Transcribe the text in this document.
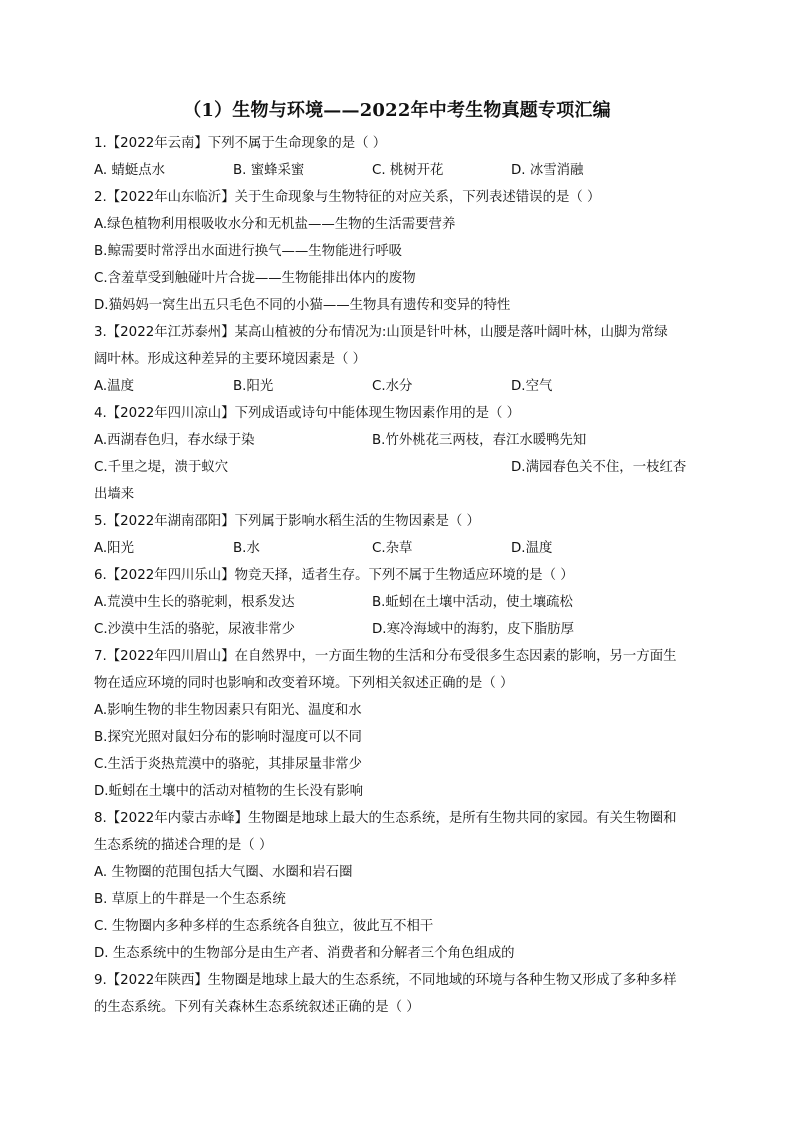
（1）生物与环境——2022年中考生物真题专项汇编
1.【2022年云南】下列不属于生命现象的是（ ）
A. 蜻蜓点水	B. 蜜蜂采蜜	C. 桃树开花	D. 冰雪消融
2.【2022年山东临沂】关于生命现象与生物特征的对应关系，下列表述错误的是（ ）
A.绿色植物利用根吸收水分和无机盐——生物的生活需要营养
B.鲸需要时常浮出水面进行换气——生物能进行呼吸
C.含羞草受到触碰叶片合拢——生物能排出体内的废物
D.猫妈妈一窝生出五只毛色不同的小猫——生物具有遗传和变异的特性
3.【2022年江苏泰州】某高山植被的分布情况为:山顶是针叶林，山腰是落叶阔叶林，山脚为常绿
阔叶林。形成这种差异的主要环境因素是（ ）
A.温度	B.阳光	C.水分	D.空气
4.【2022年四川凉山】下列成语或诗句中能体现生物因素作用的是（ ）
A.西湖春色归，春水绿于染	B.竹外桃花三两枝，春江水暖鸭先知
C.千里之堤，溃于蚁穴	D.满园春色关不住，一枝红杏
出墙来
5.【2022年湖南邵阳】下列属于影响水稻生活的生物因素是（ ）
A.阳光	B.水	C.杂草	D.温度
6.【2022年四川乐山】物竞天择，适者生存。下列不属于生物适应环境的是（ ）
A.荒漠中生长的骆驼刺，根系发达	B.蚯蚓在土壤中活动，使土壤疏松
C.沙漠中生活的骆驼，尿液非常少	D.寒冷海域中的海豹，皮下脂肪厚
7.【2022年四川眉山】在自然界中，一方面生物的生活和分布受很多生态因素的影响，另一方面生
物在适应环境的同时也影响和改变着环境。下列相关叙述正确的是（ ）
A.影响生物的非生物因素只有阳光、温度和水
B.探究光照对鼠妇分布的影响时湿度可以不同
C.生活于炎热荒漠中的骆驼，其排尿量非常少
D.蚯蚓在土壤中的活动对植物的生长没有影响
8.【2022年内蒙古赤峰】生物圈是地球上最大的生态系统，是所有生物共同的家园。有关生物圈和
生态系统的描述合理的是（ ）
A. 生物圈的范围包括大气圈、水圈和岩石圈
B. 草原上的牛群是一个生态系统
C. 生物圈内多种多样的生态系统各自独立，彼此互不相干
D. 生态系统中的生物部分是由生产者、消费者和分解者三个角色组成的
9.【2022年陕西】生物圈是地球上最大的生态系统，不同地域的环境与各种生物又形成了多种多样
的生态系统。下列有关森林生态系统叙述正确的是（ ）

━━━━━━━━━━━━━━━━

» **CHALLENGE**
Extract all lines that hold the word "生物圈是地球上最大的生态系统".

» **WRITTEN REPLY**
8.【2022年内蒙古赤峰】生物圈是地球上最大的生态系统，是所有生物共同的家园。有关生物圈和
9.【2022年陕西】生物圈是地球上最大的生态系统，不同地域的环境与各种生物又形成了多种多样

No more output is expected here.